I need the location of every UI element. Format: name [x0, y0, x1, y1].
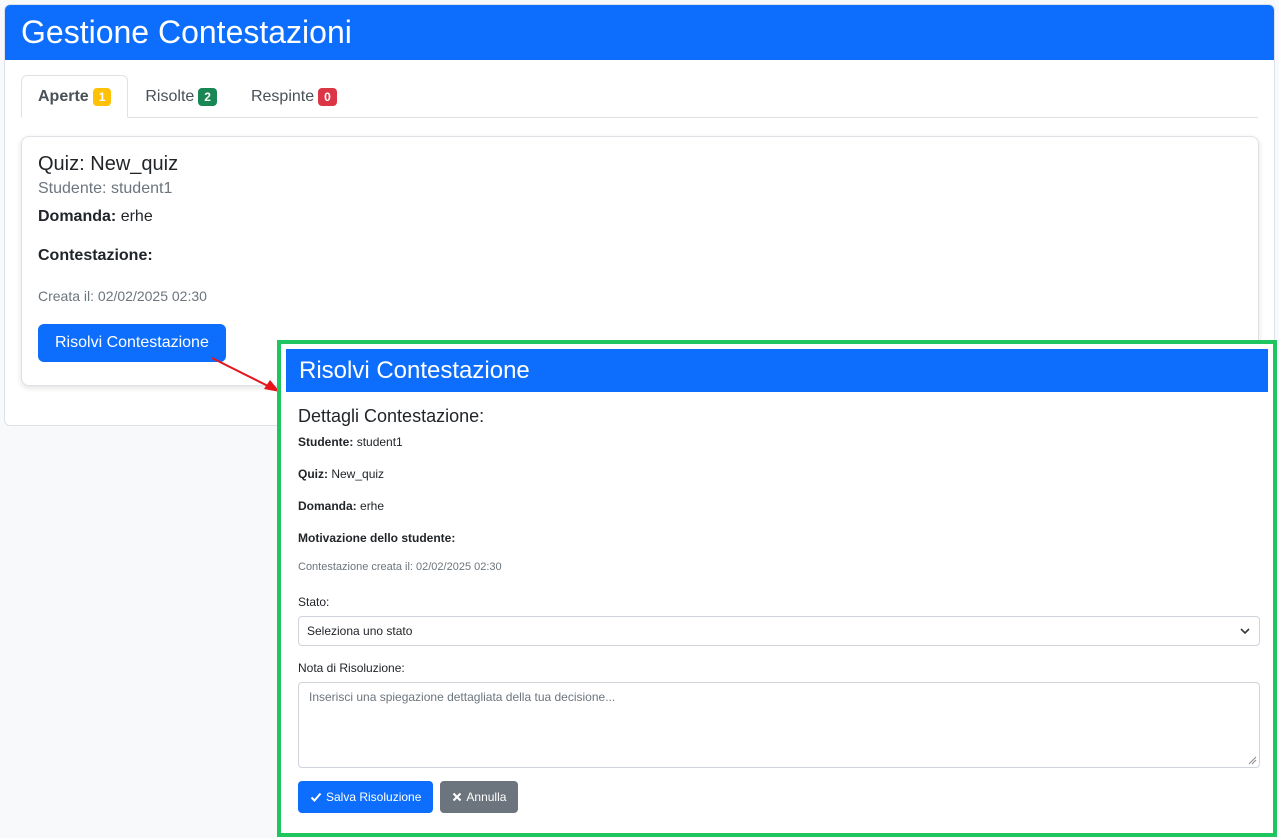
- resolution-note-textarea[interactable]: Inserisci una spiegazione dettagliata de…: [298, 682, 1260, 768]
- cancel-label: Annulla: [466, 790, 507, 804]
- chevron-down-icon: [1240, 628, 1250, 635]
- detail-student: Studente: student1: [298, 435, 1260, 449]
- motivation-label: Motivazione dello studente:: [298, 531, 456, 545]
- count-badge: 2: [198, 87, 217, 106]
- detail-created: Contestazione creata il: 02/02/2025 02:3…: [298, 561, 502, 573]
- modal-title: Risolvi Contestazione: [299, 356, 530, 384]
- detail-quiz: Quiz: New_quiz: [298, 467, 1260, 481]
- annotation-arrow: [211, 357, 280, 392]
- note-label: Nota di Risoluzione:: [298, 661, 405, 675]
- student-value: student1: [356, 435, 403, 449]
- status-select[interactable]: Seleziona uno stato: [298, 616, 1260, 646]
- question-value: erhe: [360, 499, 385, 513]
- student-prefix: Studente:: [38, 180, 111, 197]
- save-resolution-label: Salva Risoluzione: [326, 790, 422, 804]
- tab-risolte[interactable]: Risolte 2: [128, 75, 234, 118]
- resize-grip-icon[interactable]: [1247, 755, 1257, 765]
- tab-respinte[interactable]: Respinte 0: [234, 75, 354, 118]
- tab-label: Aperte: [38, 87, 89, 105]
- dispute-label: Contestazione:: [38, 247, 153, 264]
- question-label: Domanda:: [38, 208, 117, 225]
- dispute-question: Domanda: erhe: [38, 208, 1242, 226]
- detail-question: Domanda: erhe: [298, 499, 1260, 513]
- resolve-modal: Risolvi Contestazione Dettagli Contestaz…: [277, 340, 1277, 837]
- count-badge: 0: [318, 87, 337, 106]
- note-placeholder: Inserisci una spiegazione dettagliata de…: [309, 690, 616, 704]
- dispute-reason: Contestazione:: [38, 247, 1242, 265]
- status-label: Stato:: [298, 595, 330, 609]
- tab-label: Risolte: [145, 87, 195, 105]
- student-name: student1: [110, 180, 173, 197]
- status-select-value: Seleziona uno stato: [307, 624, 413, 638]
- quiz-prefix: Quiz:: [38, 153, 91, 175]
- check-icon: [310, 792, 322, 802]
- modal-actions: Salva Risoluzione Annulla: [298, 781, 1260, 813]
- question-label: Domanda:: [298, 499, 357, 513]
- tab-aperte[interactable]: Aperte 1: [21, 75, 129, 118]
- detail-motivation: Motivazione dello studente:: [298, 531, 1260, 545]
- dispute-created: Creata il: 02/02/2025 02:30: [38, 288, 207, 304]
- dispute-quiz-title: Quiz: New_quiz: [38, 153, 1242, 176]
- quiz-value: New_quiz: [331, 467, 385, 481]
- modal-header: Risolvi Contestazione: [286, 349, 1268, 392]
- quiz-label: Quiz:: [298, 467, 328, 481]
- cancel-button[interactable]: Annulla: [440, 781, 519, 813]
- quiz-name: New_quiz: [90, 153, 179, 175]
- student-label: Studente:: [298, 435, 354, 449]
- page-title: Gestione Contestazioni: [21, 14, 352, 50]
- question-value: erhe: [120, 208, 153, 225]
- page-header: Gestione Contestazioni: [5, 5, 1274, 60]
- tabs: Aperte 1 Risolte 2 Respinte 0: [21, 75, 1258, 118]
- times-icon: [453, 792, 462, 802]
- resolve-dispute-button[interactable]: Risolvi Contestazione: [38, 324, 226, 362]
- dispute-student: Studente: student1: [38, 180, 1242, 198]
- page: Gestione Contestazioni Aperte 1 Risolte …: [0, 0, 1279, 838]
- save-resolution-button[interactable]: Salva Risoluzione: [298, 781, 434, 813]
- tab-label: Respinte: [250, 87, 315, 105]
- count-badge: 1: [92, 87, 112, 106]
- details-title: Dettagli Contestazione:: [298, 406, 485, 426]
- modal-body: Dettagli Contestazione: Studente: studen…: [298, 406, 1260, 813]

*CHALLENGE:*
Echo the lines above exactly as they appear, leaving out the picture.

*COMPLETE RESPONSE:*
I need the location of every UI element. Format: name [x0, y0, x1, y1].
- resolution-note-textarea[interactable]: Inserisci una spiegazione dettagliata de…: [298, 682, 1260, 768]
- cancel-label: Annulla: [466, 790, 507, 804]
- chevron-down-icon: [1240, 628, 1250, 635]
- detail-student: Studente: student1: [298, 435, 1260, 449]
- motivation-label: Motivazione dello studente:: [298, 531, 456, 545]
- count-badge: 2: [198, 87, 217, 106]
- detail-created: Contestazione creata il: 02/02/2025 02:3…: [298, 561, 502, 573]
- modal-title: Risolvi Contestazione: [299, 356, 530, 384]
- detail-quiz: Quiz: New_quiz: [298, 467, 1260, 481]
- annotation-arrow: [211, 357, 280, 392]
- note-label: Nota di Risoluzione:: [298, 661, 405, 675]
- student-value: student1: [356, 435, 403, 449]
- status-select[interactable]: Seleziona uno stato: [298, 616, 1260, 646]
- question-value: erhe: [360, 499, 385, 513]
- student-prefix: Studente:: [38, 180, 111, 197]
- save-resolution-label: Salva Risoluzione: [326, 790, 422, 804]
- tab-risolte[interactable]: Risolte 2: [128, 75, 234, 118]
- resize-grip-icon[interactable]: [1247, 755, 1257, 765]
- tab-respinte[interactable]: Respinte 0: [234, 75, 354, 118]
- tab-label: Aperte: [38, 87, 89, 105]
- dispute-label: Contestazione:: [38, 247, 153, 264]
- question-label: Domanda:: [38, 208, 117, 225]
- dispute-question: Domanda: erhe: [38, 208, 1242, 226]
- detail-question: Domanda: erhe: [298, 499, 1260, 513]
- resolve-modal: Risolvi Contestazione Dettagli Contestaz…: [277, 340, 1277, 837]
- count-badge: 0: [318, 87, 337, 106]
- note-placeholder: Inserisci una spiegazione dettagliata de…: [309, 690, 616, 704]
- dispute-reason: Contestazione:: [38, 247, 1242, 265]
- status-label: Stato:: [298, 595, 330, 609]
- tab-label: Risolte: [145, 87, 195, 105]
- student-name: student1: [110, 180, 173, 197]
- status-select-value: Seleziona uno stato: [307, 624, 413, 638]
- quiz-prefix: Quiz:: [38, 153, 91, 175]
- check-icon: [310, 792, 322, 802]
- modal-actions: Salva Risoluzione Annulla: [298, 781, 1260, 813]
- question-label: Domanda:: [298, 499, 357, 513]
- tab-aperte[interactable]: Aperte 1: [21, 75, 129, 118]
- detail-motivation: Motivazione dello studente:: [298, 531, 1260, 545]
- dispute-created: Creata il: 02/02/2025 02:30: [38, 288, 207, 304]
- dispute-quiz-title: Quiz: New_quiz: [38, 153, 1242, 176]
- quiz-value: New_quiz: [331, 467, 385, 481]
- modal-header: Risolvi Contestazione: [286, 349, 1268, 392]
- quiz-label: Quiz:: [298, 467, 328, 481]
- cancel-button[interactable]: Annulla: [440, 781, 519, 813]
- quiz-name: New_quiz: [90, 153, 179, 175]
- student-label: Studente:: [298, 435, 354, 449]
- page-title: Gestione Contestazioni: [21, 14, 352, 50]
- question-value: erhe: [120, 208, 153, 225]
- page-header: Gestione Contestazioni: [5, 5, 1274, 60]
- tabs: Aperte 1 Risolte 2 Respinte 0: [21, 75, 1258, 118]
- times-icon: [453, 792, 462, 802]
- resolve-dispute-button[interactable]: Risolvi Contestazione: [38, 324, 226, 362]
- dispute-student: Studente: student1: [38, 180, 1242, 198]
- page: Gestione Contestazioni Aperte 1 Risolte …: [0, 0, 1279, 838]
- save-resolution-button[interactable]: Salva Risoluzione: [298, 781, 434, 813]
- tab-label: Respinte: [250, 87, 315, 105]
- count-badge: 1: [92, 87, 112, 106]
- details-title: Dettagli Contestazione:: [298, 406, 485, 426]
- modal-body: Dettagli Contestazione: Studente: studen…: [298, 406, 1260, 813]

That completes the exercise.